[Set problem] Tally the lines that hold the string "Measure", and reply with the count alone.
[BEGIN Data for the task]
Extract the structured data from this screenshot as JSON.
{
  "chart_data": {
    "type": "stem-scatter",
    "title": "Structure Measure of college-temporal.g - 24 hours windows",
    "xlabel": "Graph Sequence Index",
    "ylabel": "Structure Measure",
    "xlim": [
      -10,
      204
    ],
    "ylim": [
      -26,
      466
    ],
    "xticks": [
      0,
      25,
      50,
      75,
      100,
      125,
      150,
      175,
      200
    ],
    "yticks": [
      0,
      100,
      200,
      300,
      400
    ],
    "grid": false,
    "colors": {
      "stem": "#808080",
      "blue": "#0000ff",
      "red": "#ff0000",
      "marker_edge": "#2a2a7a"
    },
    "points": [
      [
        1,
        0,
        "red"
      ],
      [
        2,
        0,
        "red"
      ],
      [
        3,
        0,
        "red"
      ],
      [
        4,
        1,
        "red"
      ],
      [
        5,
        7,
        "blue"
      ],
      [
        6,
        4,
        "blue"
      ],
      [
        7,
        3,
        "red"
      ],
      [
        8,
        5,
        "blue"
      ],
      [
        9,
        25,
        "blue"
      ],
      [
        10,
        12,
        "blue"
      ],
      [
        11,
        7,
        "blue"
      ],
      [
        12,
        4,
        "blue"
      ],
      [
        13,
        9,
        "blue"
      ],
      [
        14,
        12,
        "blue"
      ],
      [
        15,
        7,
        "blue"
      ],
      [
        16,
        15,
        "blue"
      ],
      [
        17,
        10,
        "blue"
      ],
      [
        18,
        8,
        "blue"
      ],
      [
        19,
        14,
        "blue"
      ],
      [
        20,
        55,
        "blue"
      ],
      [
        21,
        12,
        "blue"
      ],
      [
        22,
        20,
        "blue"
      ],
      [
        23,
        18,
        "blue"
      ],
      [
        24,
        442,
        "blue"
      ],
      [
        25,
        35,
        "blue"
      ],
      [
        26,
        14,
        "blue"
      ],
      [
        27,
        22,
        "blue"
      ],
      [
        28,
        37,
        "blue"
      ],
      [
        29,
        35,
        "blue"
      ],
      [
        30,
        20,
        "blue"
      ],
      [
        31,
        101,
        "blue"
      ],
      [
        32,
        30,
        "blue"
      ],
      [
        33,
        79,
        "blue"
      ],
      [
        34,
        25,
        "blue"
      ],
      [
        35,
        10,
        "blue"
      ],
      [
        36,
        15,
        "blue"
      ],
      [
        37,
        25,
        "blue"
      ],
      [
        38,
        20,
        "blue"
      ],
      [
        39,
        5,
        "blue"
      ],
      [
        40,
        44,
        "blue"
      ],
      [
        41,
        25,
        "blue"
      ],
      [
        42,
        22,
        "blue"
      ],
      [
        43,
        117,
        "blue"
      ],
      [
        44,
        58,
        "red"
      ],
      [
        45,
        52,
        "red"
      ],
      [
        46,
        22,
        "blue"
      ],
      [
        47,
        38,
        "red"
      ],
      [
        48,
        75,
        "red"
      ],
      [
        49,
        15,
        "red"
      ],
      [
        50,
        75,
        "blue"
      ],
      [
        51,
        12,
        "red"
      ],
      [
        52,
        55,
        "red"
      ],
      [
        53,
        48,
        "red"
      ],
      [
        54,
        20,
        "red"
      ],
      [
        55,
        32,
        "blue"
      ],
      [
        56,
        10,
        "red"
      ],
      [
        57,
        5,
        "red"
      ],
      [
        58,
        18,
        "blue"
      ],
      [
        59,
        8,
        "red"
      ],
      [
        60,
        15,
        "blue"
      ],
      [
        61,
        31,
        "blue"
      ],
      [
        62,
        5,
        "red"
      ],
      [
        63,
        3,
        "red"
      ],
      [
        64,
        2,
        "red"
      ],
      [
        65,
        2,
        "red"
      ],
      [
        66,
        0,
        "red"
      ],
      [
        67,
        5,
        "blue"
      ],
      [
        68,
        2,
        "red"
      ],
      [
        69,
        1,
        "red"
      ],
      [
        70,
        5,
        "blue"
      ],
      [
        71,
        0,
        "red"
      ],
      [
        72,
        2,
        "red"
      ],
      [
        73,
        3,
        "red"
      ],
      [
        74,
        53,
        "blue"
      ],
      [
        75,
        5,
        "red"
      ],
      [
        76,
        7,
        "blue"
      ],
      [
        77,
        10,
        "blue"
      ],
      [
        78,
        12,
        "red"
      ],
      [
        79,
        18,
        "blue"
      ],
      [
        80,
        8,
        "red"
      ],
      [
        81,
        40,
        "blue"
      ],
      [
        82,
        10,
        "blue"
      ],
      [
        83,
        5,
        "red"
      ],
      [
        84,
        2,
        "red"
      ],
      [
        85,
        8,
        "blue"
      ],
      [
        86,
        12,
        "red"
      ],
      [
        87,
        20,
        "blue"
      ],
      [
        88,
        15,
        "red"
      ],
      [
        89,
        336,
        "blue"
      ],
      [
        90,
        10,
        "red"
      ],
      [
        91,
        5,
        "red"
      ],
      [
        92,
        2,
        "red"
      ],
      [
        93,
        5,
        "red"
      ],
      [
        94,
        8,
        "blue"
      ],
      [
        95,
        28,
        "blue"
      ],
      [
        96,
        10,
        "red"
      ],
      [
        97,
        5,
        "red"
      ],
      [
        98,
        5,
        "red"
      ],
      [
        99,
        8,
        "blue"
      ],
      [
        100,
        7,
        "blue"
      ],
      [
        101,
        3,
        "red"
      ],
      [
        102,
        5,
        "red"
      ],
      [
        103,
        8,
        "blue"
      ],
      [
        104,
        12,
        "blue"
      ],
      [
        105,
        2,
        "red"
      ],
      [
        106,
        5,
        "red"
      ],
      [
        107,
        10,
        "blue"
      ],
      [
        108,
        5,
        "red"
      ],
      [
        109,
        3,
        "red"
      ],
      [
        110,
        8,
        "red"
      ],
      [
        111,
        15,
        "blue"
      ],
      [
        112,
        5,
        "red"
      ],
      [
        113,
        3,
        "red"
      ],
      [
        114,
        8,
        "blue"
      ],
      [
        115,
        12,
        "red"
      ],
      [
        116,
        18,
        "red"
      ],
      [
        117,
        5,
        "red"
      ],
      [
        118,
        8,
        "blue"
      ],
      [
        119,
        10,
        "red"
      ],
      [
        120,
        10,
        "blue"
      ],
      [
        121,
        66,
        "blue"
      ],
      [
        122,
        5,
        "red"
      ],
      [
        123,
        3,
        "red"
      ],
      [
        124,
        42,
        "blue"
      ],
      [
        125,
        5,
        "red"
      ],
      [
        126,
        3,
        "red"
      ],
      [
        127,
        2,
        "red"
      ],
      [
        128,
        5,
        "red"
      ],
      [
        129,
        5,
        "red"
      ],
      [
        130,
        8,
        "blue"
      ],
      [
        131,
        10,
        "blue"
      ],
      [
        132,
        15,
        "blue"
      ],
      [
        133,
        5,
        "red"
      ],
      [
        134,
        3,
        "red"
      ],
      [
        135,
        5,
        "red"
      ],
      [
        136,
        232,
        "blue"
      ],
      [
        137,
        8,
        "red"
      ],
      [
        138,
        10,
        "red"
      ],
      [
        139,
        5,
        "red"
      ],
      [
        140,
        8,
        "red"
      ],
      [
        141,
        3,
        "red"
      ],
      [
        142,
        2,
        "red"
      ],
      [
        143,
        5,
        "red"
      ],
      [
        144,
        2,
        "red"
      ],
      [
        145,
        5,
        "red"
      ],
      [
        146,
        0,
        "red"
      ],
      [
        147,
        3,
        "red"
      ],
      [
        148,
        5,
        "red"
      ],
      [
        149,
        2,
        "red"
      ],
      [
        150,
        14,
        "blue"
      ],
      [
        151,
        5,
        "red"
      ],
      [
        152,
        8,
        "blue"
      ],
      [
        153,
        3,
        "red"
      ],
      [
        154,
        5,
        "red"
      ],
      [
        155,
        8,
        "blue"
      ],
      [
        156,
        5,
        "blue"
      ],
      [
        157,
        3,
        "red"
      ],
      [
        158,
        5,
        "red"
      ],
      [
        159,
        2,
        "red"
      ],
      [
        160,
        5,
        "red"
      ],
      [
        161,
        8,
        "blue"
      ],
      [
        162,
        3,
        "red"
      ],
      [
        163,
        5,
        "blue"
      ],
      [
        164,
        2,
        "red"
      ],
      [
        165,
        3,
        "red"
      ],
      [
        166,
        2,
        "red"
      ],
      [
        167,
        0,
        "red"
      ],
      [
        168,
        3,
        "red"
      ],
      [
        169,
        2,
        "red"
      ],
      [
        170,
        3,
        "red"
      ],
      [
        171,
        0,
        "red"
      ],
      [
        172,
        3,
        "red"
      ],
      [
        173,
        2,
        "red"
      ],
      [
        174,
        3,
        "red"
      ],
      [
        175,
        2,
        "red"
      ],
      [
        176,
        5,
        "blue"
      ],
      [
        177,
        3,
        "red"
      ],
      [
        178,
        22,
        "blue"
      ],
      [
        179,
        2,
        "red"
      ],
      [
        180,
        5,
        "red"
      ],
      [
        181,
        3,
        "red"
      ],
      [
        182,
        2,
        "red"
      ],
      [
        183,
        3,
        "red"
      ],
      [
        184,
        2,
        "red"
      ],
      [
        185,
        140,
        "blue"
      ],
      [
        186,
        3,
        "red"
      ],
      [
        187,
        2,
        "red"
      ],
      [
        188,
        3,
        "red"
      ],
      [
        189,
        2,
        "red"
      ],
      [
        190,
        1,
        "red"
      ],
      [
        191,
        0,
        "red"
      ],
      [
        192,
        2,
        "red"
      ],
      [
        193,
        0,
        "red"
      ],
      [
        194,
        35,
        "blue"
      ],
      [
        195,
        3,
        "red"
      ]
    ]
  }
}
[END Data for the task]
[Exercise result] 2